■ Records
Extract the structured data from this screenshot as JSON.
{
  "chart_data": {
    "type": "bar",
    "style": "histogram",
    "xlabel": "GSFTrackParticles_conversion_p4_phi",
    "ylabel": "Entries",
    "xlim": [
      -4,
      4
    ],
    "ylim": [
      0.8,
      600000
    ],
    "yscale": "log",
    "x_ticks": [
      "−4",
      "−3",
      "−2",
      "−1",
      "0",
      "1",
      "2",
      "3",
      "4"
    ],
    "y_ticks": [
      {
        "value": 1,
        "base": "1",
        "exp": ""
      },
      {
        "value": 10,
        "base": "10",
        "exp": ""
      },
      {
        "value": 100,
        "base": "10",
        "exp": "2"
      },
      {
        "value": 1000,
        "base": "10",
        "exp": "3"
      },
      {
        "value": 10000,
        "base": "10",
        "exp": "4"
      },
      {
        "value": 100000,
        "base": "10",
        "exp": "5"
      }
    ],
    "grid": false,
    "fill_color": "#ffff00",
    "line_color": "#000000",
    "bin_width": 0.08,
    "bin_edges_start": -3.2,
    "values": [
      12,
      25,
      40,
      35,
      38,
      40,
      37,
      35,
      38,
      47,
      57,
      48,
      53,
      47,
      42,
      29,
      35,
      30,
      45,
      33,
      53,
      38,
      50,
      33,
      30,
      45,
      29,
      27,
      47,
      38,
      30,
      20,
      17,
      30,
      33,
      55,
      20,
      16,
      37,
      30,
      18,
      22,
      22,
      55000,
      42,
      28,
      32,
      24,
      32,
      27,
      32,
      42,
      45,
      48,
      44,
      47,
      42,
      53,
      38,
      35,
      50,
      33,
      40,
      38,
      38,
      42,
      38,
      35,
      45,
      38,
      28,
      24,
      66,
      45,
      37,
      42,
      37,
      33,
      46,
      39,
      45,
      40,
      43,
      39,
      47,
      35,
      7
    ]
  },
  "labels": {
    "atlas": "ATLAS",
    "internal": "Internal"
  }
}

■ Required task
Exactly reproduce all of the entries above.

■ Full output
Extract the structured data from this screenshot as JSON.
{
  "chart_data": {
    "type": "bar",
    "style": "histogram",
    "xlabel": "GSFTrackParticles_conversion_p4_phi",
    "ylabel": "Entries",
    "xlim": [
      -4,
      4
    ],
    "ylim": [
      0.8,
      600000
    ],
    "yscale": "log",
    "x_ticks": [
      "−4",
      "−3",
      "−2",
      "−1",
      "0",
      "1",
      "2",
      "3",
      "4"
    ],
    "y_ticks": [
      {
        "value": 1,
        "base": "1",
        "exp": ""
      },
      {
        "value": 10,
        "base": "10",
        "exp": ""
      },
      {
        "value": 100,
        "base": "10",
        "exp": "2"
      },
      {
        "value": 1000,
        "base": "10",
        "exp": "3"
      },
      {
        "value": 10000,
        "base": "10",
        "exp": "4"
      },
      {
        "value": 100000,
        "base": "10",
        "exp": "5"
      }
    ],
    "grid": false,
    "fill_color": "#ffff00",
    "line_color": "#000000",
    "bin_width": 0.08,
    "bin_edges_start": -3.2,
    "values": [
      12,
      25,
      40,
      35,
      38,
      40,
      37,
      35,
      38,
      47,
      57,
      48,
      53,
      47,
      42,
      29,
      35,
      30,
      45,
      33,
      53,
      38,
      50,
      33,
      30,
      45,
      29,
      27,
      47,
      38,
      30,
      20,
      17,
      30,
      33,
      55,
      20,
      16,
      37,
      30,
      18,
      22,
      22,
      55000,
      42,
      28,
      32,
      24,
      32,
      27,
      32,
      42,
      45,
      48,
      44,
      47,
      42,
      53,
      38,
      35,
      50,
      33,
      40,
      38,
      38,
      42,
      38,
      35,
      45,
      38,
      28,
      24,
      66,
      45,
      37,
      42,
      37,
      33,
      46,
      39,
      45,
      40,
      43,
      39,
      47,
      35,
      7
    ]
  },
  "labels": {
    "atlas": "ATLAS",
    "internal": "Internal"
  }
}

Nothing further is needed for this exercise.